### Aim
Count every line that has the word "を添えて下さい" in it; give no more than the number.

### Records to use
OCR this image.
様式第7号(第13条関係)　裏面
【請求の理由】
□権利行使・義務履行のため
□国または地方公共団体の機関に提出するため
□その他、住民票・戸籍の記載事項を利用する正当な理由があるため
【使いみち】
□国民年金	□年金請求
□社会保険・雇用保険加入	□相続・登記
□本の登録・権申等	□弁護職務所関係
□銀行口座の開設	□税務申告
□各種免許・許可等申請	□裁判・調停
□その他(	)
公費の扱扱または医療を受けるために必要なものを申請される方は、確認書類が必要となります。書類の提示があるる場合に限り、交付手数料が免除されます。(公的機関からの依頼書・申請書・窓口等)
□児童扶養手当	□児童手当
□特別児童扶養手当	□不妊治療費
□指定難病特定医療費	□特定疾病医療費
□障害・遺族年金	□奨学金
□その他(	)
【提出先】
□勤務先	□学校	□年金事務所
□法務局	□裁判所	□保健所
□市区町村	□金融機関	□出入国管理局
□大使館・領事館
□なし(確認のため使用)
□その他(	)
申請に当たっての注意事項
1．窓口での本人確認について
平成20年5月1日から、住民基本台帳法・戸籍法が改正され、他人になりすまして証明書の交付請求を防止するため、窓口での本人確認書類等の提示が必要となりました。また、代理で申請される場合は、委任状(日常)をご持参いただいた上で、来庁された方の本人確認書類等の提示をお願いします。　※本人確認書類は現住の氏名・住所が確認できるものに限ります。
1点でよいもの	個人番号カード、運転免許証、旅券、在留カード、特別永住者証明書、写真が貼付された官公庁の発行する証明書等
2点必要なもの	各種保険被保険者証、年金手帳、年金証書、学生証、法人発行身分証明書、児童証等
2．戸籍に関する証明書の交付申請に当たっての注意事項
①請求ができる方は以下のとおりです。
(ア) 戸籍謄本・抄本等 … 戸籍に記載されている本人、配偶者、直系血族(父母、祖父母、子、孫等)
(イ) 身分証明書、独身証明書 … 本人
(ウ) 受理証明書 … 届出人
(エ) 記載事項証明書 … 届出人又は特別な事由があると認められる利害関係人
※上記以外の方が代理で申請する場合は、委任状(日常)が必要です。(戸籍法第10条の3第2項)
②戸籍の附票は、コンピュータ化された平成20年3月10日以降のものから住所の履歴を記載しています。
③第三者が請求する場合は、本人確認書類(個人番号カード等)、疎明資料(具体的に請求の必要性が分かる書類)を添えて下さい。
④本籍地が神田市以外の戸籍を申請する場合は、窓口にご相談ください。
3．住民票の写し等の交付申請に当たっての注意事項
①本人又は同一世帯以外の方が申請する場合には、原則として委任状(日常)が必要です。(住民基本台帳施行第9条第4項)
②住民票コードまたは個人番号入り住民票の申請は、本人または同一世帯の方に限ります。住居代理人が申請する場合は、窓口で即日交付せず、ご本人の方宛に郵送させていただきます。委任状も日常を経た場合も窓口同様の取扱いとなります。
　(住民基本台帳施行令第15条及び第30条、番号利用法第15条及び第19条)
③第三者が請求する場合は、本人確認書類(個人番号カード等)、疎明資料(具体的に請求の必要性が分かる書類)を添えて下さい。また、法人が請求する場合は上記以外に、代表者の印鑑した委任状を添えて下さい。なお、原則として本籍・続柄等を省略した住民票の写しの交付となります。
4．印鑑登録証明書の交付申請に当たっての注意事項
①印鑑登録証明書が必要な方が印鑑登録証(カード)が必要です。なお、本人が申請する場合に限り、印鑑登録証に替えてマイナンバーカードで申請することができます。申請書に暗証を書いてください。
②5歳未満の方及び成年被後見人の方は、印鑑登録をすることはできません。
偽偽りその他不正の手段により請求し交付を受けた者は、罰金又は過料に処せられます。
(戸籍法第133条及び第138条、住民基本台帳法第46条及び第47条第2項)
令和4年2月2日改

### Complete answer
2